Data entries for graphics:
☆ ☆ ☆

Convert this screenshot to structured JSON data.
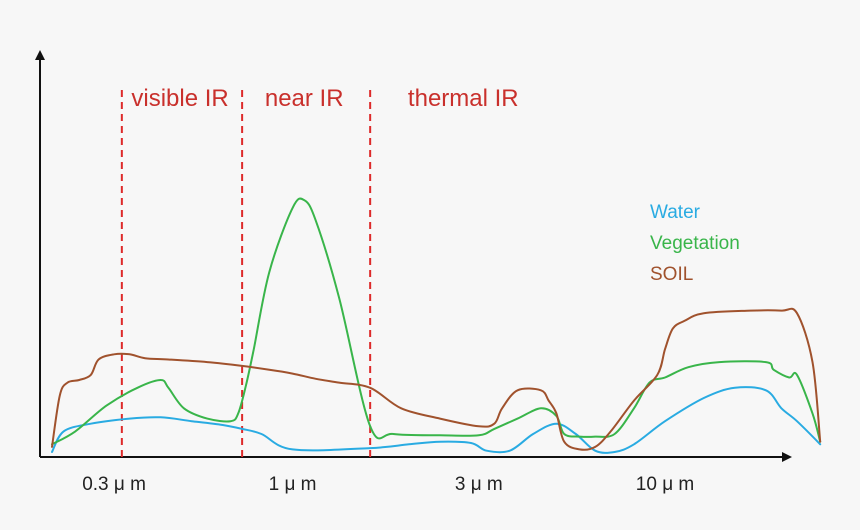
{
  "chart_data": {
    "type": "line",
    "title": "",
    "xlabel": "",
    "ylabel": "",
    "xlim": [
      0,
      100
    ],
    "ylim": [
      0,
      100
    ],
    "grid": false,
    "legend_position": "right",
    "x_ticks": [
      {
        "x": 8,
        "label": "0.3 μ m"
      },
      {
        "x": 31,
        "label": "1 μ m"
      },
      {
        "x": 55,
        "label": "3 μ m"
      },
      {
        "x": 79,
        "label": "10 μ m"
      }
    ],
    "region_boundaries": [
      9,
      24.5,
      41
    ],
    "regions": [
      {
        "label": "visible IR",
        "x": 16.5
      },
      {
        "label": "near IR",
        "x": 32.5
      },
      {
        "label": "thermal IR",
        "x": 53
      }
    ],
    "series": [
      {
        "name": "Water",
        "color": "#29abe2",
        "x": [
          0,
          1.5,
          5,
          10,
          14,
          18,
          22,
          24.5,
          27,
          31,
          41,
          46,
          50,
          54,
          56,
          59,
          62,
          65,
          67.5,
          70,
          72.5,
          75,
          79,
          84,
          88,
          92,
          94,
          96,
          99
        ],
        "y": [
          0,
          8,
          11,
          13,
          13.5,
          12,
          10.5,
          9,
          7,
          1,
          1.5,
          3,
          4,
          3.5,
          0.5,
          0.5,
          7,
          11,
          7,
          0.5,
          0,
          3,
          12,
          21,
          25,
          24,
          17,
          12,
          3
        ]
      },
      {
        "name": "Vegetation",
        "color": "#39b54a",
        "x": [
          0,
          3,
          7,
          11,
          14,
          15,
          17,
          20,
          23,
          24,
          25,
          26,
          28,
          31,
          32.5,
          34,
          37,
          41,
          44,
          50,
          55,
          57,
          60,
          63,
          65,
          66,
          68,
          70,
          72.5,
          75,
          77,
          79,
          82,
          86,
          92,
          93,
          95,
          96,
          98,
          99
        ],
        "y": [
          3,
          8,
          18,
          25,
          28,
          25,
          17,
          13,
          12,
          15,
          26,
          40,
          70,
          95,
          98,
          90,
          60,
          10,
          7,
          6.5,
          6.5,
          9,
          13,
          17,
          14,
          7,
          6,
          6,
          7,
          17,
          27,
          29,
          33,
          35,
          35,
          32,
          29,
          30,
          15,
          4
        ]
      },
      {
        "name": "SOIL",
        "color": "#a0522d",
        "x": [
          0,
          1,
          2,
          3.5,
          5,
          6,
          8,
          10,
          12,
          15,
          20,
          24.5,
          28,
          31,
          34,
          37,
          41,
          45,
          50,
          55,
          57,
          58,
          60,
          63,
          64,
          65,
          66,
          68,
          70,
          72,
          75,
          78,
          79,
          80,
          81.5,
          84,
          90,
          94,
          96,
          98,
          99
        ],
        "y": [
          2,
          22,
          27,
          28,
          30,
          36,
          38,
          38,
          36.5,
          36,
          35,
          33.5,
          32,
          30.5,
          28.5,
          27,
          25,
          17,
          13,
          10,
          11,
          17,
          24,
          24,
          20,
          15,
          4,
          1,
          2,
          8,
          20,
          30,
          40,
          48,
          51,
          54,
          55,
          55,
          54,
          35,
          4
        ]
      }
    ]
  }
}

☆ ☆ ☆

**SET PROBLEM:** Every record must be copied exactly, with the pictures left out.

**REPLY:**
Convert this screenshot to structured JSON data.
{
  "chart_data": {
    "type": "line",
    "title": "",
    "xlabel": "",
    "ylabel": "",
    "xlim": [
      0,
      100
    ],
    "ylim": [
      0,
      100
    ],
    "grid": false,
    "legend_position": "right",
    "x_ticks": [
      {
        "x": 8,
        "label": "0.3 μ m"
      },
      {
        "x": 31,
        "label": "1 μ m"
      },
      {
        "x": 55,
        "label": "3 μ m"
      },
      {
        "x": 79,
        "label": "10 μ m"
      }
    ],
    "region_boundaries": [
      9,
      24.5,
      41
    ],
    "regions": [
      {
        "label": "visible IR",
        "x": 16.5
      },
      {
        "label": "near IR",
        "x": 32.5
      },
      {
        "label": "thermal IR",
        "x": 53
      }
    ],
    "series": [
      {
        "name": "Water",
        "color": "#29abe2",
        "x": [
          0,
          1.5,
          5,
          10,
          14,
          18,
          22,
          24.5,
          27,
          31,
          41,
          46,
          50,
          54,
          56,
          59,
          62,
          65,
          67.5,
          70,
          72.5,
          75,
          79,
          84,
          88,
          92,
          94,
          96,
          99
        ],
        "y": [
          0,
          8,
          11,
          13,
          13.5,
          12,
          10.5,
          9,
          7,
          1,
          1.5,
          3,
          4,
          3.5,
          0.5,
          0.5,
          7,
          11,
          7,
          0.5,
          0,
          3,
          12,
          21,
          25,
          24,
          17,
          12,
          3
        ]
      },
      {
        "name": "Vegetation",
        "color": "#39b54a",
        "x": [
          0,
          3,
          7,
          11,
          14,
          15,
          17,
          20,
          23,
          24,
          25,
          26,
          28,
          31,
          32.5,
          34,
          37,
          41,
          44,
          50,
          55,
          57,
          60,
          63,
          65,
          66,
          68,
          70,
          72.5,
          75,
          77,
          79,
          82,
          86,
          92,
          93,
          95,
          96,
          98,
          99
        ],
        "y": [
          3,
          8,
          18,
          25,
          28,
          25,
          17,
          13,
          12,
          15,
          26,
          40,
          70,
          95,
          98,
          90,
          60,
          10,
          7,
          6.5,
          6.5,
          9,
          13,
          17,
          14,
          7,
          6,
          6,
          7,
          17,
          27,
          29,
          33,
          35,
          35,
          32,
          29,
          30,
          15,
          4
        ]
      },
      {
        "name": "SOIL",
        "color": "#a0522d",
        "x": [
          0,
          1,
          2,
          3.5,
          5,
          6,
          8,
          10,
          12,
          15,
          20,
          24.5,
          28,
          31,
          34,
          37,
          41,
          45,
          50,
          55,
          57,
          58,
          60,
          63,
          64,
          65,
          66,
          68,
          70,
          72,
          75,
          78,
          79,
          80,
          81.5,
          84,
          90,
          94,
          96,
          98,
          99
        ],
        "y": [
          2,
          22,
          27,
          28,
          30,
          36,
          38,
          38,
          36.5,
          36,
          35,
          33.5,
          32,
          30.5,
          28.5,
          27,
          25,
          17,
          13,
          10,
          11,
          17,
          24,
          24,
          20,
          15,
          4,
          1,
          2,
          8,
          20,
          30,
          40,
          48,
          51,
          54,
          55,
          55,
          54,
          35,
          4
        ]
      }
    ]
  }
}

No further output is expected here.